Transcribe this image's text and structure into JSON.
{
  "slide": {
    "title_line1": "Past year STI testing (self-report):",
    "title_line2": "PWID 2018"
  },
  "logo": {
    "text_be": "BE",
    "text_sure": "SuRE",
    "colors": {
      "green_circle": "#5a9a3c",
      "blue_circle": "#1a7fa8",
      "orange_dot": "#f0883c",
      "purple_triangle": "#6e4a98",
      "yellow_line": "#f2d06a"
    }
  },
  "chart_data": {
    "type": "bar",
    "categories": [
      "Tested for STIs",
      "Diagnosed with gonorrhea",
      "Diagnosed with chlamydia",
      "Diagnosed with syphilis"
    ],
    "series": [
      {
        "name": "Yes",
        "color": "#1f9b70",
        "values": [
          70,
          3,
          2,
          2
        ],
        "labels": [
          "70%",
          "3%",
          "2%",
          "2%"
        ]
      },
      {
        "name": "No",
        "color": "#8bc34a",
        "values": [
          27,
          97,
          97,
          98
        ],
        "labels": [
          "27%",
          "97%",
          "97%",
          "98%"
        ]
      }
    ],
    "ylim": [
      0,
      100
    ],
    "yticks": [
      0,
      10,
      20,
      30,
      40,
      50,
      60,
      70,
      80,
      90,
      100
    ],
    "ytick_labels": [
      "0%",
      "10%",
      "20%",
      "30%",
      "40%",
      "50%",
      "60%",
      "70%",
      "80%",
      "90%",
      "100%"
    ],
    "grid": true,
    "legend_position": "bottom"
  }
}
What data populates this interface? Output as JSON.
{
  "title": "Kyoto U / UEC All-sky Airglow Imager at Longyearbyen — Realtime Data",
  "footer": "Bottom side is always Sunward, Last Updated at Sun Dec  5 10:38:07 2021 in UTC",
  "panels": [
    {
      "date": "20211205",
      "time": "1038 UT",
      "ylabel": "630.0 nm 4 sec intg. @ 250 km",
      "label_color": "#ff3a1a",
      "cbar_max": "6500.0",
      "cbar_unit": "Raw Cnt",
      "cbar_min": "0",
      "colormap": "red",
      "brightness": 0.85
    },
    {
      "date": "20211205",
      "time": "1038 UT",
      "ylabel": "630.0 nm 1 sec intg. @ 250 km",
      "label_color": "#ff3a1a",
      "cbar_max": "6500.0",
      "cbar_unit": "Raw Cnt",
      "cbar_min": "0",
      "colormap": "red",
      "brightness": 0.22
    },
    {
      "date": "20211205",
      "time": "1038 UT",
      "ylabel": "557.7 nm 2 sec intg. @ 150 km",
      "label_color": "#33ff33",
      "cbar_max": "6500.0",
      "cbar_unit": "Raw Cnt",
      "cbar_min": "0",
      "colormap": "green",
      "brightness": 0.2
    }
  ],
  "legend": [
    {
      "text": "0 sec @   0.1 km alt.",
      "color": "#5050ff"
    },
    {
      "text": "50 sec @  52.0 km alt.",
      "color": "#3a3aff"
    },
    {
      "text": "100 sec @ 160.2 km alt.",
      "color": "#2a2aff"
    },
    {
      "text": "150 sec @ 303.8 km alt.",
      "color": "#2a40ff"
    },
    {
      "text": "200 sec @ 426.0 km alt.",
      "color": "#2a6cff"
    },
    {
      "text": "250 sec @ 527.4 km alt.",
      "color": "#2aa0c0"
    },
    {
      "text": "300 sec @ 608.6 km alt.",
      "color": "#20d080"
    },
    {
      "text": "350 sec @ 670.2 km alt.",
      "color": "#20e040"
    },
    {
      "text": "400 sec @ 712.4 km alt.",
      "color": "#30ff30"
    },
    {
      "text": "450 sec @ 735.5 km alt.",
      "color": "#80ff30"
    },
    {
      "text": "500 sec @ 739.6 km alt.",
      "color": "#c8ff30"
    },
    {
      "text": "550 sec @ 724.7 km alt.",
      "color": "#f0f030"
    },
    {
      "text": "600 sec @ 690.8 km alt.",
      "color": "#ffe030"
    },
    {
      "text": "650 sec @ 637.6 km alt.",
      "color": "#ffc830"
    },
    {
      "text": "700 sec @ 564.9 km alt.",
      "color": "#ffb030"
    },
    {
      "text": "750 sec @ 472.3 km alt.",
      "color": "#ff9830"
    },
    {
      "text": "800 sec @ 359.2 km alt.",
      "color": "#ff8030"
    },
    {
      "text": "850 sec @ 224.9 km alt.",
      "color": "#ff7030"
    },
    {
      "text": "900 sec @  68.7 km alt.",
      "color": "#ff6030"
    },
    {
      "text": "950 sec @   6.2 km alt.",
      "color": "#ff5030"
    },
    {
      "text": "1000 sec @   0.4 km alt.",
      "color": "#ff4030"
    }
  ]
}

== == ==

▶ _PROBLEM TO WORK ON_
Copy out the whole listing exactly; please set it all down.

▶ _EXERCISE SOLUTION_
Transcribe this image's text and structure into JSON.
{
  "slide": {
    "title_line1": "Past year STI testing (self-report):",
    "title_line2": "PWID 2018"
  },
  "logo": {
    "text_be": "BE",
    "text_sure": "SuRE",
    "colors": {
      "green_circle": "#5a9a3c",
      "blue_circle": "#1a7fa8",
      "orange_dot": "#f0883c",
      "purple_triangle": "#6e4a98",
      "yellow_line": "#f2d06a"
    }
  },
  "chart_data": {
    "type": "bar",
    "categories": [
      "Tested for STIs",
      "Diagnosed with gonorrhea",
      "Diagnosed with chlamydia",
      "Diagnosed with syphilis"
    ],
    "series": [
      {
        "name": "Yes",
        "color": "#1f9b70",
        "values": [
          70,
          3,
          2,
          2
        ],
        "labels": [
          "70%",
          "3%",
          "2%",
          "2%"
        ]
      },
      {
        "name": "No",
        "color": "#8bc34a",
        "values": [
          27,
          97,
          97,
          98
        ],
        "labels": [
          "27%",
          "97%",
          "97%",
          "98%"
        ]
      }
    ],
    "ylim": [
      0,
      100
    ],
    "yticks": [
      0,
      10,
      20,
      30,
      40,
      50,
      60,
      70,
      80,
      90,
      100
    ],
    "ytick_labels": [
      "0%",
      "10%",
      "20%",
      "30%",
      "40%",
      "50%",
      "60%",
      "70%",
      "80%",
      "90%",
      "100%"
    ],
    "grid": true,
    "legend_position": "bottom"
  }
}
What data populates this interface? Output as JSON.
{
  "title": "Kyoto U / UEC All-sky Airglow Imager at Longyearbyen — Realtime Data",
  "footer": "Bottom side is always Sunward, Last Updated at Sun Dec  5 10:38:07 2021 in UTC",
  "panels": [
    {
      "date": "20211205",
      "time": "1038 UT",
      "ylabel": "630.0 nm 4 sec intg. @ 250 km",
      "label_color": "#ff3a1a",
      "cbar_max": "6500.0",
      "cbar_unit": "Raw Cnt",
      "cbar_min": "0",
      "colormap": "red",
      "brightness": 0.85
    },
    {
      "date": "20211205",
      "time": "1038 UT",
      "ylabel": "630.0 nm 1 sec intg. @ 250 km",
      "label_color": "#ff3a1a",
      "cbar_max": "6500.0",
      "cbar_unit": "Raw Cnt",
      "cbar_min": "0",
      "colormap": "red",
      "brightness": 0.22
    },
    {
      "date": "20211205",
      "time": "1038 UT",
      "ylabel": "557.7 nm 2 sec intg. @ 150 km",
      "label_color": "#33ff33",
      "cbar_max": "6500.0",
      "cbar_unit": "Raw Cnt",
      "cbar_min": "0",
      "colormap": "green",
      "brightness": 0.2
    }
  ],
  "legend": [
    {
      "text": "0 sec @   0.1 km alt.",
      "color": "#5050ff"
    },
    {
      "text": "50 sec @  52.0 km alt.",
      "color": "#3a3aff"
    },
    {
      "text": "100 sec @ 160.2 km alt.",
      "color": "#2a2aff"
    },
    {
      "text": "150 sec @ 303.8 km alt.",
      "color": "#2a40ff"
    },
    {
      "text": "200 sec @ 426.0 km alt.",
      "color": "#2a6cff"
    },
    {
      "text": "250 sec @ 527.4 km alt.",
      "color": "#2aa0c0"
    },
    {
      "text": "300 sec @ 608.6 km alt.",
      "color": "#20d080"
    },
    {
      "text": "350 sec @ 670.2 km alt.",
      "color": "#20e040"
    },
    {
      "text": "400 sec @ 712.4 km alt.",
      "color": "#30ff30"
    },
    {
      "text": "450 sec @ 735.5 km alt.",
      "color": "#80ff30"
    },
    {
      "text": "500 sec @ 739.6 km alt.",
      "color": "#c8ff30"
    },
    {
      "text": "550 sec @ 724.7 km alt.",
      "color": "#f0f030"
    },
    {
      "text": "600 sec @ 690.8 km alt.",
      "color": "#ffe030"
    },
    {
      "text": "650 sec @ 637.6 km alt.",
      "color": "#ffc830"
    },
    {
      "text": "700 sec @ 564.9 km alt.",
      "color": "#ffb030"
    },
    {
      "text": "750 sec @ 472.3 km alt.",
      "color": "#ff9830"
    },
    {
      "text": "800 sec @ 359.2 km alt.",
      "color": "#ff8030"
    },
    {
      "text": "850 sec @ 224.9 km alt.",
      "color": "#ff7030"
    },
    {
      "text": "900 sec @  68.7 km alt.",
      "color": "#ff6030"
    },
    {
      "text": "950 sec @   6.2 km alt.",
      "color": "#ff5030"
    },
    {
      "text": "1000 sec @   0.4 km alt.",
      "color": "#ff4030"
    }
  ]
}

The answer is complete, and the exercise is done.